■ EXTRACTED TEXT

The navigation in Lungo is entirely semantic, and you will use the element <a> or <button> and his data attribute "view-*" to tell the system which <section>, <article> or <aside> you want to go to.
The data-view-* attribute is set in the <a> or <button> element to set the type of element we are going to navigate to (<section>, <article> or <aside>) and in the href attribute the hashbang plus the id of the element has to be set. For this purpopuse Lungo uses the bread crumbs.
<section id="main">
<article id="article_1" class="active">
<button class="button" data-view-article="article_1" data-icon="forward">To article_2</button>
</article>
<article id="article_2">
<button class="button" data-view-article="article_2" data-icon="home" data-label="To article_1"></button>
</article>
</section>
As it has been said before, Lungo's navigation is based on the bread crumbs pattern, so navigation backwards between sections is done using the data-back functionality. You can set a button in your header using the data-back attribute or use in <a> or button tags data-router="section" with href="#back"
<section id="main">
<article id="main_1" class="active">{{CONTENT}}</article>
<article id="main_2">{{CONTENT}}</article>
</section>
<section id="second">
<header data-back="home"></header>
<article id="second_1" class="active">
Same as header:
<button data-view-section="back" data-icon="left" data-label="Return to previous section"></button>
</article>
</section>
To create simple structures of navigation buttons within a footer or header the nav element has to be used. In the header, the nav element's position will depend on the class applied to it. left to the left and right to the right.
<section id="main">
<header data-title="<nav> example">
<nav class="on-left">
<button data-view-article="article_1" data-label="Home"></button>
</nav>
<nav class="on-right">
<button data-view-section="second" data-label="Section"></button>
</nav>
</header>
<article id="article_1" class="active">{{CONTENT}}</article>
<article id="article_2">{{OTHER_CONTENT}}</article>
<footer>
<nav>
<a href="#" data-view-article="article_1" data-icon="home"></a>
<a href="#" data-view-article="article_2" data-icon="user"></a>
<a href="#" data-view-section="second" data-icon="right"></a>
</nav>
</footer>
</section>
<section id="second">
<header data-back="home" data-title="example"></header>
<article id="second_1">{{CONTENT}}</article>
</section>
Lungo gives you the capability to have a special menu at the top of your UI. To do this you have to extend the header element using class="extended" and create inside of it a nav element with class="groupbar"

■ DIRECTIVE A
Write out the Lungo navigation guide from "The navigation in" to "the bread crumbs.".
■ DIRECTIVE B
Continue the Lungo navigation guide after its final sentence.

■ ROWS
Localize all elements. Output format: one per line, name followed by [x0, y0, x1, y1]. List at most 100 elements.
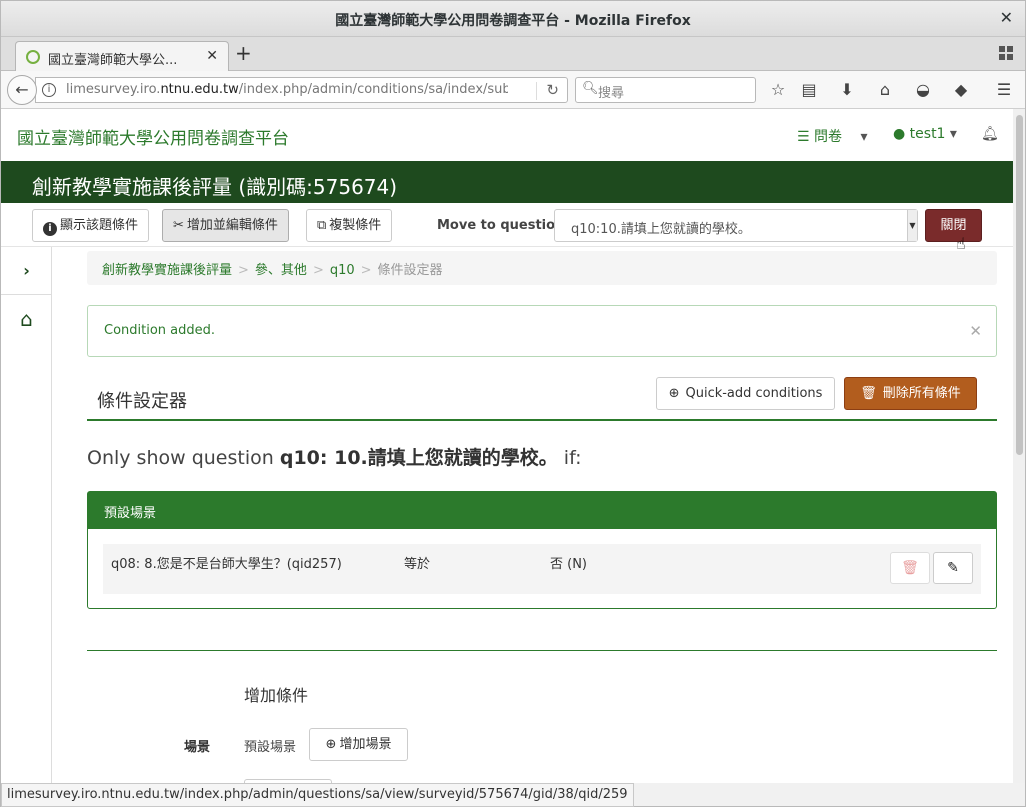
move-to-question-select[interactable]: q10:10.請填上您就讀的學校。 ▼	[554, 209, 918, 242]
download-icon[interactable]: ⬇	[836, 80, 858, 99]
breadcrumb-survey[interactable]: 創新教學實施課後評量	[102, 263, 232, 278]
pocket-icon[interactable]: ◒	[912, 80, 934, 99]
site-brand[interactable]: 國立臺灣師範大學公用問卷調查平台	[17, 124, 289, 149]
plus-circle-icon: ⊕	[668, 386, 680, 401]
scene-label: 場景	[184, 740, 211, 755]
pencil-icon: ✎	[947, 560, 959, 576]
add-edit-conditions-label: 增加並編輯條件	[186, 218, 278, 233]
alert-message: Condition added.	[104, 323, 216, 338]
tab-list-icon[interactable]	[999, 46, 1013, 60]
tab-label: 國立臺灣師範大學公...	[48, 53, 178, 68]
page-scrollbar[interactable]	[1013, 109, 1025, 783]
url-separator	[536, 82, 537, 100]
section-divider	[87, 650, 997, 651]
browser-tab[interactable]: 國立臺灣師範大學公... ✕	[15, 41, 229, 72]
scrollbar-thumb[interactable]	[1016, 115, 1023, 455]
add-scene-button[interactable]: ⊕ 增加場景	[309, 728, 408, 761]
trash-icon: 🗑︎	[901, 560, 919, 576]
show-conditions-label: 顯示該題條件	[60, 218, 139, 233]
condition-answer: 否 (N)	[550, 557, 588, 572]
site-favicon-icon	[26, 50, 40, 64]
breadcrumb-separator: >	[360, 263, 372, 278]
scenario-heading: 預設場景	[88, 492, 996, 529]
survey-title-bar: 創新教學實施課後評量 (識別碼:575674)	[1, 161, 1013, 203]
url-prefix: limesurvey.iro.	[66, 82, 161, 97]
breadcrumb: 創新教學實施課後評量 > 參、其他 > q10 > 條件設定器	[87, 251, 997, 285]
reading-list-icon[interactable]: ▤	[798, 80, 820, 99]
breadcrumb-question[interactable]: q10	[330, 263, 355, 278]
home-icon[interactable]: ⌂	[1, 307, 52, 331]
survey-menu[interactable]: ☰ 問卷 ▾	[797, 126, 868, 146]
user-menu[interactable]: ● test1 ▾	[893, 126, 957, 142]
url-path: /index.php/admin/conditions/sa/index/sub…	[238, 82, 508, 97]
user-icon: ●	[893, 126, 906, 142]
breadcrumb-current: 條件設定器	[377, 263, 443, 278]
show-conditions-button[interactable]: i 顯示該題條件	[32, 209, 150, 242]
url-text[interactable]: limesurvey.iro.ntnu.edu.tw/index.php/adm…	[66, 82, 508, 97]
home-icon[interactable]: ⌂	[874, 80, 896, 99]
window-close-icon[interactable]: ✕	[1000, 8, 1013, 27]
side-menu: › ⌂	[1, 247, 52, 783]
delete-condition-button[interactable]: 🗑︎	[890, 552, 930, 584]
alert-close-icon[interactable]: ✕	[969, 322, 982, 340]
condition-question: q08: 8.您是不是台師大學生？(qid257)	[111, 557, 342, 572]
mouse-cursor-icon: ☝	[956, 234, 966, 253]
web-page: 國立臺灣師範大學公用問卷調查平台 ☰ 問卷 ▾ ● test1 ▾ 🔔︎ 創新教…	[1, 109, 1013, 783]
info-icon[interactable]: i	[42, 83, 56, 97]
delete-all-conditions-button[interactable]: 🗑︎ 刪除所有條件	[844, 377, 977, 410]
search-placeholder: 搜尋	[598, 86, 625, 101]
close-button[interactable]: 關閉	[925, 209, 982, 242]
trash-icon: 🗑︎	[860, 386, 877, 401]
url-bar[interactable]: i limesurvey.iro.ntnu.edu.tw/index.php/a…	[35, 77, 568, 103]
survey-title[interactable]: 創新教學實施課後評量 (識別碼:575674)	[32, 171, 397, 200]
quick-add-label: Quick-add conditions	[685, 386, 823, 401]
breadcrumb-group[interactable]: 參、其他	[255, 263, 307, 278]
back-button[interactable]: ←	[7, 75, 37, 105]
add-condition-title: 增加條件	[244, 686, 309, 705]
conditions-toolbar: i 顯示該題條件 ✂ 增加並編輯條件 ⧉ 複製條件 Move to question:…	[1, 203, 1013, 247]
search-icon: 🔍︎	[582, 81, 599, 96]
list-icon: ☰	[797, 129, 815, 145]
search-input[interactable]: 🔍︎ 搜尋	[575, 77, 756, 103]
scenario-panel: 預設場景 q08: 8.您是不是台師大學生？(qid257) 等於 否 (N) …	[87, 491, 997, 609]
scissors-icon: ✂	[173, 218, 184, 233]
bell-icon[interactable]: 🔔︎	[981, 126, 999, 142]
chevron-right-icon[interactable]: ›	[1, 247, 52, 295]
condition-row: q08: 8.您是不是台師大學生？(qid257) 等於 否 (N) 🗑︎ ✎	[103, 544, 981, 594]
add-edit-conditions-button[interactable]: ✂ 增加並編輯條件	[162, 209, 289, 242]
tab-close-icon[interactable]: ✕	[206, 48, 218, 64]
move-to-question-label: Move to question:	[437, 218, 570, 233]
navigation-bar: i limesurvey.iro.ntnu.edu.tw/index.php/a…	[1, 71, 1025, 109]
tab-bar: 國立臺灣師範大學公... ✕ +	[1, 37, 1025, 72]
arrow-left-icon: ←	[15, 80, 29, 99]
section-divider	[87, 419, 997, 421]
star-icon[interactable]: ☆	[767, 80, 789, 99]
edit-condition-button[interactable]: ✎	[933, 552, 973, 584]
reload-icon[interactable]: ↻	[546, 81, 559, 99]
url-domain: ntnu.edu.tw	[160, 82, 239, 97]
breadcrumb-separator: >	[312, 263, 324, 278]
title-bar: 國立臺灣師範大學公用問卷調查平台 - Mozilla Firefox ✕	[1, 1, 1025, 37]
condition-operator: 等於	[404, 557, 431, 572]
user-menu-label: test1	[909, 126, 946, 142]
only-show-suffix: if:	[557, 447, 582, 469]
new-tab-icon[interactable]: +	[235, 41, 252, 65]
status-bar: limesurvey.iro.ntnu.edu.tw/index.php/adm…	[1, 783, 634, 807]
hamburger-menu-icon[interactable]: ☰	[993, 80, 1015, 99]
breadcrumb-separator: >	[238, 263, 249, 278]
quick-add-conditions-button[interactable]: ⊕ Quick-add conditions	[656, 377, 835, 410]
move-to-question-value: q10:10.請填上您就讀的學校。	[571, 222, 751, 237]
survey-menu-label: 問卷	[814, 129, 843, 145]
copy-conditions-button[interactable]: ⧉ 複製條件	[306, 209, 393, 242]
sync-icon[interactable]: ◆	[950, 80, 972, 99]
browser-window: 國立臺灣師範大學公用問卷調查平台 - Mozilla Firefox ✕ 國立臺…	[0, 0, 1026, 807]
caret-down-icon: ▾	[860, 129, 868, 145]
delete-all-label: 刪除所有條件	[882, 386, 961, 401]
info-circle-icon: i	[43, 222, 57, 236]
copy-conditions-label: 複製條件	[329, 218, 382, 233]
scene-value: 預設場景	[244, 740, 297, 755]
window-title: 國立臺灣師範大學公用問卷調查平台 - Mozilla Firefox	[335, 13, 691, 29]
only-show-question: q10: 10.請填上您就讀的學校。	[279, 447, 558, 469]
plus-circle-icon: ⊕	[325, 737, 337, 752]
dropdown-arrow-icon[interactable]: ▼	[907, 210, 917, 241]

■ REPLY A
The navigation in Lungo is entirely semantic, and you will use the element <a> or <button> and his data attribute "view-*" to tell the system which <section>, <article> or <aside> you want to go to.
The data-view-* attribute is set in the <a> or <button> element to set the type of element we are going to navigate to (<section>, <article> or <aside>) and in the href attribute the hashbang plus the id of the element has to be set. For this purpopuse Lungo uses the bread crumbs.

■ REPLY B
<section id="main">
<header data-title="groupbar" class="extended"></header>
<nav class="groupbar">
<a href="#" data-view-article="article_1" class="active">Art-1</a>
<a href="#" data-view-article="article_2">Art-2</a>
</nav>
<article id="article_1" class="active">{{CONTENT}}</article>
<article id="article_2">{{OTHER_CONTENT}}</article>
</section>
To update the title of a section through the navigation, just use the attribute data-title in your navigation element.
<section id="main">
<header data-title="Default title"></header>
<article id="first" class="active">
<button data-view-article="second" data-title="Second Article"></button>
</article>
<article id="second">
<button data-view-article="first" data-title="First Article"></button>
</article>
</section>
You can show nav elements when a particular article is visible.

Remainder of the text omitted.